◆ Text passage
● ● ● ● ●

Saturday, September 08, 2012

Louise Penny, THE BEAUTIFUL MYSTERY

Published two weeks ago, already in fifth printing.
There were at least two times during the Canadian pre-release launch party when author Louise Penny had to hush members of her 200-person audience who'd already read THE BEAUTIFUL MYSTERY in advance. He voice rose over theirs in urgent interruption as she warned, "Don't say too much!"

So -- I've just finished reading the book. I wept at the end. And I'm not going to say very much more. Here is what I do need to say about this eighth Chief Inspector Armand Gamache book:

1. This time, you need to read the books that go before ... if you can't make time to read all of them (and I am the first to admit that STILL LIFE, the earliest of the series, starts slowly), at least read the three that precede this one: The Brutal Telling, Bury Your Dead, and A Trick of the Light. It will make a huge difference, I believe, to how deeply this latest book moves you and how clearly you hear and see the interplay of good and evil within it.

● ● ● ● ●

◆ Dataset
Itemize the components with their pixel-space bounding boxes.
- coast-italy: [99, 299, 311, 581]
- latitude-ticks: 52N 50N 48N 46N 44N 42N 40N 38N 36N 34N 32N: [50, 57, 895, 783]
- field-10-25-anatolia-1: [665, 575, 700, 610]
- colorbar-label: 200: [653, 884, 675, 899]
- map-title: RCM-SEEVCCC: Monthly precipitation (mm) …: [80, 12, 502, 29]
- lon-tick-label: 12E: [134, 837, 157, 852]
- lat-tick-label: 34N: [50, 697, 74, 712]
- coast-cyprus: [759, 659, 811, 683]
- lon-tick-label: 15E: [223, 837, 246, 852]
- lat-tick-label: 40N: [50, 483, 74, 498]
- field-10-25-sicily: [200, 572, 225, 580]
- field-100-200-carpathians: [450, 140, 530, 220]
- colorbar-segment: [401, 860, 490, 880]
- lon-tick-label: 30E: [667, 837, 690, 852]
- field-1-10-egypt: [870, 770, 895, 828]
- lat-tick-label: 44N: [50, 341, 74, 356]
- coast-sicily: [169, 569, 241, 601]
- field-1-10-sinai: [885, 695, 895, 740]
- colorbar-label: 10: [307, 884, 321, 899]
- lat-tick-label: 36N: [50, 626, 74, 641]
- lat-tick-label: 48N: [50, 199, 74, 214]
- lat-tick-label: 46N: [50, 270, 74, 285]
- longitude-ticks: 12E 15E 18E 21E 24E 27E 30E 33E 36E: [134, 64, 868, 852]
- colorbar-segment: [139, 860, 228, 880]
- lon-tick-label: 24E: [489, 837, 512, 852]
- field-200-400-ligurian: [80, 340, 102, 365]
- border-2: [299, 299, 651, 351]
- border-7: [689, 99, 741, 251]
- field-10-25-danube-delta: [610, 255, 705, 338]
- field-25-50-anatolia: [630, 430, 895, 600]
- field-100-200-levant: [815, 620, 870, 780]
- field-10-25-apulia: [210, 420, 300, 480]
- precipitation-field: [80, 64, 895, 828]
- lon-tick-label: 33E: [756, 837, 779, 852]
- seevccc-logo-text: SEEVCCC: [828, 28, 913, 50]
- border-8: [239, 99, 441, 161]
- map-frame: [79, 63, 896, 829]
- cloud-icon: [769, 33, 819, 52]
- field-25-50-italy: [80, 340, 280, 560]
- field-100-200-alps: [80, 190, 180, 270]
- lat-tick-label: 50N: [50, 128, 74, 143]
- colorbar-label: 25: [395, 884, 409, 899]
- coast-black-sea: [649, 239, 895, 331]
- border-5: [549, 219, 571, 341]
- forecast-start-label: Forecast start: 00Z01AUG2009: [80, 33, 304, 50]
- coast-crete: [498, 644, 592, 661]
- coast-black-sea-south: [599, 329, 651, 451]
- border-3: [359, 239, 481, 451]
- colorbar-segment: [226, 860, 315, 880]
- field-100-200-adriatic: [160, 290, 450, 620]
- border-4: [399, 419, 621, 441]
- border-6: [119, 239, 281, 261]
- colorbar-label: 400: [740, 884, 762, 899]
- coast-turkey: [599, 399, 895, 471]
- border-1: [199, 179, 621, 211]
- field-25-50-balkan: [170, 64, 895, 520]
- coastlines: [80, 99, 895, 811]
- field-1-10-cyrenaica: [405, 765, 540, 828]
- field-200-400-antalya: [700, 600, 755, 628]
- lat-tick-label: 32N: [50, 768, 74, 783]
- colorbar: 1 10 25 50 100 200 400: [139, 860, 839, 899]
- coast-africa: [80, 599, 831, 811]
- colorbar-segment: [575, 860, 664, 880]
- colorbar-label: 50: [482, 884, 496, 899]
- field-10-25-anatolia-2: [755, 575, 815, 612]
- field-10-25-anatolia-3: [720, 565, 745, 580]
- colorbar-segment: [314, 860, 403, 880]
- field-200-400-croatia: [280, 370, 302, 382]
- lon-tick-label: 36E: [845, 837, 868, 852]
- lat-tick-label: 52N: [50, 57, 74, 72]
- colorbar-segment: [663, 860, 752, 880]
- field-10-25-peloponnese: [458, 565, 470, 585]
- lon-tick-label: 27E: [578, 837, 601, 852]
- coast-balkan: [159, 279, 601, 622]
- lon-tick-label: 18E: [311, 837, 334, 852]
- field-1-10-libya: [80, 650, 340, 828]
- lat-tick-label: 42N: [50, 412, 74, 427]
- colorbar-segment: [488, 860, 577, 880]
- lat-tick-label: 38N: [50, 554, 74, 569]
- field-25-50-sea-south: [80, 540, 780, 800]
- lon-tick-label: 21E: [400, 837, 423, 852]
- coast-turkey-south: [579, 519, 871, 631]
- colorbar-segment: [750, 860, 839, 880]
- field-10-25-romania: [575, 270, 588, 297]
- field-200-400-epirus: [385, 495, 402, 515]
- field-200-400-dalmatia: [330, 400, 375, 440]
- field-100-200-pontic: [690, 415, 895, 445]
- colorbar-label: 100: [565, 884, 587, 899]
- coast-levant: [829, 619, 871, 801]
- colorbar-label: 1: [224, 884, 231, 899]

● ● ● ● ●

Pick up the blog review of THE BEAUTIFUL MYSTERY after its last sentence and write the next part.

◆ Exercise response
2. Ignore the readers and reviewers who are still trying to call this series "cozy" because so much of the action -- none of it in this latest book, though -- takes place in the village of Three Pines. You might with as much sense call Dante's Inferno a romance because it involves a man and a woman.

3. Our local newspaper, The Caledonian-Record, has chosen this season to air a 20-article series on how our beautiful, exhilarating, full-hearted region of Vermont, called the Northeast Kingdom, is also threaded through by disaster. One might say, by evil. Reading THE BEAUTIFUL MYSTERY confirms for me the names of the deepest forms of evil we're seeing in our culture. ... But it also reminds me that we can summon the courage and unity (and faith, by whatever name) to go forward and increase the amount of goodness and light around us.

Thanks, Louise, for daring so much.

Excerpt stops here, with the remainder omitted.